>> begin

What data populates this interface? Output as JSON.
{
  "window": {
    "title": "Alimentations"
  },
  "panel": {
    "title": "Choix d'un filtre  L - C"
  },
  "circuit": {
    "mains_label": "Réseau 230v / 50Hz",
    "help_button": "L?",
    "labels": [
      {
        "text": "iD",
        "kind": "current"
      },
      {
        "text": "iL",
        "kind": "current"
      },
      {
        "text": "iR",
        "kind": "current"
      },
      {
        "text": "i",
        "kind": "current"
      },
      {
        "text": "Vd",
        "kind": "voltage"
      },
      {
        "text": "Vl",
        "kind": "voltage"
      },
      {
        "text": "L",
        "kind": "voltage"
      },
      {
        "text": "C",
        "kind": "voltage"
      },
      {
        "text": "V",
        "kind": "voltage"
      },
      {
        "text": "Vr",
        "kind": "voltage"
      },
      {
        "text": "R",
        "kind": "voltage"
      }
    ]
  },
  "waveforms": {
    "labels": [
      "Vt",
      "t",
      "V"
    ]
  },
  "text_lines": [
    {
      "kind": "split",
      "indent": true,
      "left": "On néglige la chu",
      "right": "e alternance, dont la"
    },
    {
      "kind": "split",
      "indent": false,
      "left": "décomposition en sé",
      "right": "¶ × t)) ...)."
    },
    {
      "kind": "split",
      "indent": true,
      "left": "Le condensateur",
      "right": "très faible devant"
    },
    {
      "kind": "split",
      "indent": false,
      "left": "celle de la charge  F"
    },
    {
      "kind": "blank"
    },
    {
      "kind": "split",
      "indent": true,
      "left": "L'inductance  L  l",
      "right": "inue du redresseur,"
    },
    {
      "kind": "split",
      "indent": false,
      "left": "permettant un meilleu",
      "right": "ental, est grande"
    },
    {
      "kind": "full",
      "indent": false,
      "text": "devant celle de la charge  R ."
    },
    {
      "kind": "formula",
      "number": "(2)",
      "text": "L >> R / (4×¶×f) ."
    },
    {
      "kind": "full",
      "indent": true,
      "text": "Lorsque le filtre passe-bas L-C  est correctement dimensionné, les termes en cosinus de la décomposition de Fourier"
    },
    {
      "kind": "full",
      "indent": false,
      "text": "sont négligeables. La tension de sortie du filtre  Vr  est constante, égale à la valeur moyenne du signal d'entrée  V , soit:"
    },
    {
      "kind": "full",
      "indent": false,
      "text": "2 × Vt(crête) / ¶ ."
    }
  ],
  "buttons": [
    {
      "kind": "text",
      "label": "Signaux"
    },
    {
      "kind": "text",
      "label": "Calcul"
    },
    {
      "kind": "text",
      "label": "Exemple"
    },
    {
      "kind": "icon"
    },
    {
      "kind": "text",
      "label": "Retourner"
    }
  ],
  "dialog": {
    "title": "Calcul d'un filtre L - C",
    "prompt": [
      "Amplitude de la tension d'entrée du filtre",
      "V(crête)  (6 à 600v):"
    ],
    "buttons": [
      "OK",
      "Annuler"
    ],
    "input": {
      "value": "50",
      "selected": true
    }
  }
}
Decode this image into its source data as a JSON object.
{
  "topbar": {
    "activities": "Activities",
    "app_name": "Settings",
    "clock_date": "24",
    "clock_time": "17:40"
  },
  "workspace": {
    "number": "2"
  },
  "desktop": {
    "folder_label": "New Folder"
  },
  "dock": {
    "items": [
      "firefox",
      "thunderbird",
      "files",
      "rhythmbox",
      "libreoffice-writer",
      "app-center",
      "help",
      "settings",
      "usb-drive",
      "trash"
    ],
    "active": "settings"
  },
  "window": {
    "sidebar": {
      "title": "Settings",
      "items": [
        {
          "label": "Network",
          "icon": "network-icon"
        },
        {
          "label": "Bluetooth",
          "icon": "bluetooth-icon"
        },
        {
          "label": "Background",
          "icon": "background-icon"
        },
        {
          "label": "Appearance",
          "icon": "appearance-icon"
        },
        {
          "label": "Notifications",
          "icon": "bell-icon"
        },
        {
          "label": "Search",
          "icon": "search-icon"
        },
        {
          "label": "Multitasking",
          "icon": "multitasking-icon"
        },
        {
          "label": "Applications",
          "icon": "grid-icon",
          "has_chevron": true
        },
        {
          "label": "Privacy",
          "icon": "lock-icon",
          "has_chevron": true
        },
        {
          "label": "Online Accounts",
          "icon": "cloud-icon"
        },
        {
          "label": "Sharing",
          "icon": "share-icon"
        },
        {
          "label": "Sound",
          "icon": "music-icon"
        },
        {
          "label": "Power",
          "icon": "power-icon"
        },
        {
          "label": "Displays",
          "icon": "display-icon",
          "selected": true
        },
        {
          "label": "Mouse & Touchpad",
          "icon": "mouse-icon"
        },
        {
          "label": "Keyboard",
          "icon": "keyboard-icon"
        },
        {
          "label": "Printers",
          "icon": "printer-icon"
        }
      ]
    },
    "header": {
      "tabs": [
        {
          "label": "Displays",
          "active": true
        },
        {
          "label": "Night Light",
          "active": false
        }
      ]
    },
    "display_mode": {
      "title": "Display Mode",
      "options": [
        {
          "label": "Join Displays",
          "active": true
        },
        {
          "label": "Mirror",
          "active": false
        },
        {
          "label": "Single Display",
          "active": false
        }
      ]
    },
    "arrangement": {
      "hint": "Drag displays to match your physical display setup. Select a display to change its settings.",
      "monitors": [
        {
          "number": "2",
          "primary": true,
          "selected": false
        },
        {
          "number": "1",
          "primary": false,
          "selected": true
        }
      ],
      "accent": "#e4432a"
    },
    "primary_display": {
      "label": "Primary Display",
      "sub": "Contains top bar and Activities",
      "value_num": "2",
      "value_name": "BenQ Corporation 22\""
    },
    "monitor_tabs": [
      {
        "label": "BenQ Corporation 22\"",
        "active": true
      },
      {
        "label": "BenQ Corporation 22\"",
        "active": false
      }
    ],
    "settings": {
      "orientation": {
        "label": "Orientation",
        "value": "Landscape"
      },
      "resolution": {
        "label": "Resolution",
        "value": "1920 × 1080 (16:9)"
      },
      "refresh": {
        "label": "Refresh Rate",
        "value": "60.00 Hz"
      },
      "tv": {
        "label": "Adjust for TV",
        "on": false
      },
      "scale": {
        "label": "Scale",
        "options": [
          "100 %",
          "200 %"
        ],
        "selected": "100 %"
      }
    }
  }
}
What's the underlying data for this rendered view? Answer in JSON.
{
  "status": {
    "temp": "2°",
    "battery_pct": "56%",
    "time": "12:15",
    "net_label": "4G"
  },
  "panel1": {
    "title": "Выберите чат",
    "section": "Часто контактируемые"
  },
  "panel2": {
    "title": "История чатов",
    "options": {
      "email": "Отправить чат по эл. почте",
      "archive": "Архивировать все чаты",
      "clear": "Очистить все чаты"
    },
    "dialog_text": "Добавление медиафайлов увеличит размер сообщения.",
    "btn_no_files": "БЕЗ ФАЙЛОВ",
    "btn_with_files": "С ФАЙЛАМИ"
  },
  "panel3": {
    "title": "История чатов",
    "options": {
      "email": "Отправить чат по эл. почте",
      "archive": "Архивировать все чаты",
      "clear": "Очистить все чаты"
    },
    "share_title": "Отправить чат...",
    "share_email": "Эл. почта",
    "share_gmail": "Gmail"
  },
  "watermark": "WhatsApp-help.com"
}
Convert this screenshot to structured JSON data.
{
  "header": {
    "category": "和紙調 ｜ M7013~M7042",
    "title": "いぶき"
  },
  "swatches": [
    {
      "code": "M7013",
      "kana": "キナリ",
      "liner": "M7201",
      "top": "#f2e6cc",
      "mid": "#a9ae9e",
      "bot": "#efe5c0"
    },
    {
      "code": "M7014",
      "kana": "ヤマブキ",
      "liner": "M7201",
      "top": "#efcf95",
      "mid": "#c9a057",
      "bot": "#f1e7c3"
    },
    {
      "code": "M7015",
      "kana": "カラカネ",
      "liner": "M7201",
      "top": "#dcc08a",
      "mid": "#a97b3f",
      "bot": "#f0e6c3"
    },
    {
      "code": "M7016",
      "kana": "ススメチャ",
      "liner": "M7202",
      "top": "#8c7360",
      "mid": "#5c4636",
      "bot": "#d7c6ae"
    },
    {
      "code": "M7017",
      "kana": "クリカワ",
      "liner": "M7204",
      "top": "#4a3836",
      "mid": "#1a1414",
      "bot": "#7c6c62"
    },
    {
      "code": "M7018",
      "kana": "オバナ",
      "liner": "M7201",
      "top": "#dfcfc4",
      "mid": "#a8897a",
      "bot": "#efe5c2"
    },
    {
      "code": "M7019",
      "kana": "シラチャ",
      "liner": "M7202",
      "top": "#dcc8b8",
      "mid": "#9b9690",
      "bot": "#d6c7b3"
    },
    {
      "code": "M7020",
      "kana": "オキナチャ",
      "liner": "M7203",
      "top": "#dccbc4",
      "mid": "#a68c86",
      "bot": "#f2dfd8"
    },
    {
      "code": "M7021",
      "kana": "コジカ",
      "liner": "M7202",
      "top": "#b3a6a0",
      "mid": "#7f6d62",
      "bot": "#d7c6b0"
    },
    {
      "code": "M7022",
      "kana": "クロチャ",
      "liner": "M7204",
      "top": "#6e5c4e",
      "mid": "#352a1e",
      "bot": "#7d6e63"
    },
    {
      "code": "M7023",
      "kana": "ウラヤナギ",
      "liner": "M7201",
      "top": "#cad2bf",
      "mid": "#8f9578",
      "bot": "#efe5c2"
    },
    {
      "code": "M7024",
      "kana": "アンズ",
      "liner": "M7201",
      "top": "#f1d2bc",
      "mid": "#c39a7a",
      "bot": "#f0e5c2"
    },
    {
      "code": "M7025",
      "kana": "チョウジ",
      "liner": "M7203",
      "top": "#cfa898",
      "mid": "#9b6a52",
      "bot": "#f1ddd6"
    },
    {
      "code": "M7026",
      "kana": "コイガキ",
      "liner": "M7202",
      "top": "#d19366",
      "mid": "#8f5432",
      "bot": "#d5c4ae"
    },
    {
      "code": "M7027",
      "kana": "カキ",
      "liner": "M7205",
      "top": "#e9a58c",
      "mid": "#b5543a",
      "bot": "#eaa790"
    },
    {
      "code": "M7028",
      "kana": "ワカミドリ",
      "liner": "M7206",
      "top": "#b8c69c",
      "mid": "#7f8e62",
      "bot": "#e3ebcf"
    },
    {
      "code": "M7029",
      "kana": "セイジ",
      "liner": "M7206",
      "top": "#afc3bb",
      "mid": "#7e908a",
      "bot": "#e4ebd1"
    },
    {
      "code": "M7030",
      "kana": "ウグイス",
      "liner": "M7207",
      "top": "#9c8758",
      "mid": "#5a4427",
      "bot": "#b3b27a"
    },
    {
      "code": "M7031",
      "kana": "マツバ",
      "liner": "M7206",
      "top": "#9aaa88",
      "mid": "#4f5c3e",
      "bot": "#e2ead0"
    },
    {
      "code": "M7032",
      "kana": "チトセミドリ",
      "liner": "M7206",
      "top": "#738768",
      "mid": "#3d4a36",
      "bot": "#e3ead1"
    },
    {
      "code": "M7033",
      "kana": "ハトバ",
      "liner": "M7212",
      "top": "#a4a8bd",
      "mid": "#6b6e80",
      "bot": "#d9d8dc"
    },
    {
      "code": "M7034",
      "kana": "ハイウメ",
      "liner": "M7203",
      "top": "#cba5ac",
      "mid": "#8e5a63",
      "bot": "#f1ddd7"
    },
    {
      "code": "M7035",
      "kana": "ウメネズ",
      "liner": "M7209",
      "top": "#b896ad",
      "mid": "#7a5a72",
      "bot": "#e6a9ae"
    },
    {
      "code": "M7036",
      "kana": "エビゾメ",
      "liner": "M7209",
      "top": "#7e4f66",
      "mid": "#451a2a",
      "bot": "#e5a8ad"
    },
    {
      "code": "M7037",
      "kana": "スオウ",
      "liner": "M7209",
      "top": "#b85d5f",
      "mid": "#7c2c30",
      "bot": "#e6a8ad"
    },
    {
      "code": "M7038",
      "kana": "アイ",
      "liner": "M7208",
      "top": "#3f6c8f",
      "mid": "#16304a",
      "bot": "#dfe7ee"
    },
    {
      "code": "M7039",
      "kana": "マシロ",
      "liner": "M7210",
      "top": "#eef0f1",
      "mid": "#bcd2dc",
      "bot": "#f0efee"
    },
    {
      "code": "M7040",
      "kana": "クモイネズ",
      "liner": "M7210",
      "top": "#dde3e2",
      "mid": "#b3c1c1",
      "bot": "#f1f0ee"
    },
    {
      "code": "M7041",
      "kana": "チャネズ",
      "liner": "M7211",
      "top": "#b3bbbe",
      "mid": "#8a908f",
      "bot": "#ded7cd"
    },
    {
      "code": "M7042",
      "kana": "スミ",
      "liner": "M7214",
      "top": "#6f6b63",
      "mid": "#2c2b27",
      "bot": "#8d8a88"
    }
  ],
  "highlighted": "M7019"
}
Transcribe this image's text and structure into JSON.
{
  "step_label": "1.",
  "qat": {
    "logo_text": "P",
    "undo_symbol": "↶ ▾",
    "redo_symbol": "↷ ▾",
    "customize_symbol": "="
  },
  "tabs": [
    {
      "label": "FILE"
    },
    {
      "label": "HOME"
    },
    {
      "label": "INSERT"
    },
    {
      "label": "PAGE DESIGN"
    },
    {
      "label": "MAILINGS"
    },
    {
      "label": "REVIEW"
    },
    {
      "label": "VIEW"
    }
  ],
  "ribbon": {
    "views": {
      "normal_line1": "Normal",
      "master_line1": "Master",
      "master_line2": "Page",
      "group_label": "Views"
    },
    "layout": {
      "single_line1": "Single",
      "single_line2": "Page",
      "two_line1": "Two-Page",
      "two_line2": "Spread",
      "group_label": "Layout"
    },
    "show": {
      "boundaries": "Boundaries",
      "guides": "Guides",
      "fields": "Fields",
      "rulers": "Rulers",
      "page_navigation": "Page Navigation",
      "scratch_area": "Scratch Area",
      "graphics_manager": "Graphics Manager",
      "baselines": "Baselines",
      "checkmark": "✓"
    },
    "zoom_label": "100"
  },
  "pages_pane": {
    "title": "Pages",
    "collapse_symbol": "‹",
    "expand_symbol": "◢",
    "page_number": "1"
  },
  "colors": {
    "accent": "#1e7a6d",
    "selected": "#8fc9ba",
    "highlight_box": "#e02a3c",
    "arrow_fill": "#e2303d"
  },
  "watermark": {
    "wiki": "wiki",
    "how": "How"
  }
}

>> end

Short problem ▸ In the listing above, find the line containing "Transcribe this image's" and please quote exactly that line through the last one, and no other lines.

Response below ▸
Transcribe this image's text and structure into JSON.
{
  "step_label": "1.",
  "qat": {
    "logo_text": "P",
    "undo_symbol": "↶ ▾",
    "redo_symbol": "↷ ▾",
    "customize_symbol": "="
  },
  "tabs": [
    {
      "label": "FILE"
    },
    {
      "label": "HOME"
    },
    {
      "label": "INSERT"
    },
    {
      "label": "PAGE DESIGN"
    },
    {
      "label": "MAILINGS"
    },
    {
      "label": "REVIEW"
    },
    {
      "label": "VIEW"
    }
  ],
  "ribbon": {
    "views": {
      "normal_line1": "Normal",
      "master_line1": "Master",
      "master_line2": "Page",
      "group_label": "Views"
    },
    "layout": {
      "single_line1": "Single",
      "single_line2": "Page",
      "two_line1": "Two-Page",
      "two_line2": "Spread",
      "group_label": "Layout"
    },
    "show": {
      "boundaries": "Boundaries",
      "guides": "Guides",
      "fields": "Fields",
      "rulers": "Rulers",
      "page_navigation": "Page Navigation",
      "scratch_area": "Scratch Area",
      "graphics_manager": "Graphics Manager",
      "baselines": "Baselines",
      "checkmark": "✓"
    },
    "zoom_label": "100"
  },
  "pages_pane": {
    "title": "Pages",
    "collapse_symbol": "‹",
    "expand_symbol": "◢",
    "page_number": "1"
  },
  "colors": {
    "accent": "#1e7a6d",
    "selected": "#8fc9ba",
    "highlight_box": "#e02a3c",
    "arrow_fill": "#e2303d"
  },
  "watermark": {
    "wiki": "wiki",
    "how": "How"
  }
}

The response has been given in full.